Data records
_ _ _ _ _
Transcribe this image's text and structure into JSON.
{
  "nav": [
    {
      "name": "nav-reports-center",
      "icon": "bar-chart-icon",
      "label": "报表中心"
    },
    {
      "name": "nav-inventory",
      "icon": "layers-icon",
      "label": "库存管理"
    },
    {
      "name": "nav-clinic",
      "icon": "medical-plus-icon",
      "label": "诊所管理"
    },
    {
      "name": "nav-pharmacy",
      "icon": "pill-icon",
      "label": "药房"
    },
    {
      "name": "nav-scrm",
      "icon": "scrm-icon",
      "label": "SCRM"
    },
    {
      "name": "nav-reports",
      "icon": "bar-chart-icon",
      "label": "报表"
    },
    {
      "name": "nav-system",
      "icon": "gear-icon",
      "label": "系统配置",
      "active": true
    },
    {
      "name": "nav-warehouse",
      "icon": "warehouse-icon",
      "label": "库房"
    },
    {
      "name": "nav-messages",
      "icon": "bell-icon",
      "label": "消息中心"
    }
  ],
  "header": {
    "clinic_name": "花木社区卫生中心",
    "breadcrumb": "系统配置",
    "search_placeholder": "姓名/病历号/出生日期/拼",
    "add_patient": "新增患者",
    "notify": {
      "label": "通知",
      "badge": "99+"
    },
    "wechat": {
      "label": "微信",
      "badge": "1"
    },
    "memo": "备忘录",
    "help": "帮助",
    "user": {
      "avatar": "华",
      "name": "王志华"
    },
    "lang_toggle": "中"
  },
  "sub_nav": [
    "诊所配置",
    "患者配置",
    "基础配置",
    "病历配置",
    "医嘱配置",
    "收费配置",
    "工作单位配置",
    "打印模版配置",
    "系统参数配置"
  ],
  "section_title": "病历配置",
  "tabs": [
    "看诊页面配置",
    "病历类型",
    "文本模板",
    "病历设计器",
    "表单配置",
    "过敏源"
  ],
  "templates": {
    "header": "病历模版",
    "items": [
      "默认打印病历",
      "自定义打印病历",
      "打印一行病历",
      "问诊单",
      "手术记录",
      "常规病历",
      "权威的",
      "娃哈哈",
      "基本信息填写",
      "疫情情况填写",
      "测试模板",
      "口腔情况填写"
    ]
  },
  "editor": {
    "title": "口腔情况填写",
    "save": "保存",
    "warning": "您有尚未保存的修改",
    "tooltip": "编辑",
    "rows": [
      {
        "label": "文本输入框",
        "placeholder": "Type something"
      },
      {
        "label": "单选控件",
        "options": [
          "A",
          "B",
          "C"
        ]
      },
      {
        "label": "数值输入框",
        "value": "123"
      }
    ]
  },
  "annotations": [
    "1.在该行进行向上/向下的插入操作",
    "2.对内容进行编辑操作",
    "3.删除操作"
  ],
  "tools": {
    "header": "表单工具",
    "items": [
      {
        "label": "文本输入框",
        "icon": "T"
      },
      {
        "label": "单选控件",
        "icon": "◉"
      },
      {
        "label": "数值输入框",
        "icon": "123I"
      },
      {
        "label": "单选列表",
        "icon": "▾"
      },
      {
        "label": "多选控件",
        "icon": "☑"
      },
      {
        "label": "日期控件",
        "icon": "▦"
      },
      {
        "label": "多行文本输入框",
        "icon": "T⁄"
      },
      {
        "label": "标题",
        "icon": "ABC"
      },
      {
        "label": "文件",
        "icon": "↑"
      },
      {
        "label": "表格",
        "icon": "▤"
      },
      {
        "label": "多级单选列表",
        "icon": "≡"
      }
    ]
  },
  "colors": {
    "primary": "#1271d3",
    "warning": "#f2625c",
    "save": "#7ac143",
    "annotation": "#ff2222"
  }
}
_ _ _ _ _
* Short task: Reproduce the complete data exactly as presented above.

* Response to the task:
Transcribe this image's text and structure into JSON.
{
  "nav": [
    {
      "name": "nav-reports-center",
      "icon": "bar-chart-icon",
      "label": "报表中心"
    },
    {
      "name": "nav-inventory",
      "icon": "layers-icon",
      "label": "库存管理"
    },
    {
      "name": "nav-clinic",
      "icon": "medical-plus-icon",
      "label": "诊所管理"
    },
    {
      "name": "nav-pharmacy",
      "icon": "pill-icon",
      "label": "药房"
    },
    {
      "name": "nav-scrm",
      "icon": "scrm-icon",
      "label": "SCRM"
    },
    {
      "name": "nav-reports",
      "icon": "bar-chart-icon",
      "label": "报表"
    },
    {
      "name": "nav-system",
      "icon": "gear-icon",
      "label": "系统配置",
      "active": true
    },
    {
      "name": "nav-warehouse",
      "icon": "warehouse-icon",
      "label": "库房"
    },
    {
      "name": "nav-messages",
      "icon": "bell-icon",
      "label": "消息中心"
    }
  ],
  "header": {
    "clinic_name": "花木社区卫生中心",
    "breadcrumb": "系统配置",
    "search_placeholder": "姓名/病历号/出生日期/拼",
    "add_patient": "新增患者",
    "notify": {
      "label": "通知",
      "badge": "99+"
    },
    "wechat": {
      "label": "微信",
      "badge": "1"
    },
    "memo": "备忘录",
    "help": "帮助",
    "user": {
      "avatar": "华",
      "name": "王志华"
    },
    "lang_toggle": "中"
  },
  "sub_nav": [
    "诊所配置",
    "患者配置",
    "基础配置",
    "病历配置",
    "医嘱配置",
    "收费配置",
    "工作单位配置",
    "打印模版配置",
    "系统参数配置"
  ],
  "section_title": "病历配置",
  "tabs": [
    "看诊页面配置",
    "病历类型",
    "文本模板",
    "病历设计器",
    "表单配置",
    "过敏源"
  ],
  "templates": {
    "header": "病历模版",
    "items": [
      "默认打印病历",
      "自定义打印病历",
      "打印一行病历",
      "问诊单",
      "手术记录",
      "常规病历",
      "权威的",
      "娃哈哈",
      "基本信息填写",
      "疫情情况填写",
      "测试模板",
      "口腔情况填写"
    ]
  },
  "editor": {
    "title": "口腔情况填写",
    "save": "保存",
    "warning": "您有尚未保存的修改",
    "tooltip": "编辑",
    "rows": [
      {
        "label": "文本输入框",
        "placeholder": "Type something"
      },
      {
        "label": "单选控件",
        "options": [
          "A",
          "B",
          "C"
        ]
      },
      {
        "label": "数值输入框",
        "value": "123"
      }
    ]
  },
  "annotations": [
    "1.在该行进行向上/向下的插入操作",
    "2.对内容进行编辑操作",
    "3.删除操作"
  ],
  "tools": {
    "header": "表单工具",
    "items": [
      {
        "label": "文本输入框",
        "icon": "T"
      },
      {
        "label": "单选控件",
        "icon": "◉"
      },
      {
        "label": "数值输入框",
        "icon": "123I"
      },
      {
        "label": "单选列表",
        "icon": "▾"
      },
      {
        "label": "多选控件",
        "icon": "☑"
      },
      {
        "label": "日期控件",
        "icon": "▦"
      },
      {
        "label": "多行文本输入框",
        "icon": "T⁄"
      },
      {
        "label": "标题",
        "icon": "ABC"
      },
      {
        "label": "文件",
        "icon": "↑"
      },
      {
        "label": "表格",
        "icon": "▤"
      },
      {
        "label": "多级单选列表",
        "icon": "≡"
      }
    ]
  },
  "colors": {
    "primary": "#1271d3",
    "warning": "#f2625c",
    "save": "#7ac143",
    "annotation": "#ff2222"
  }
}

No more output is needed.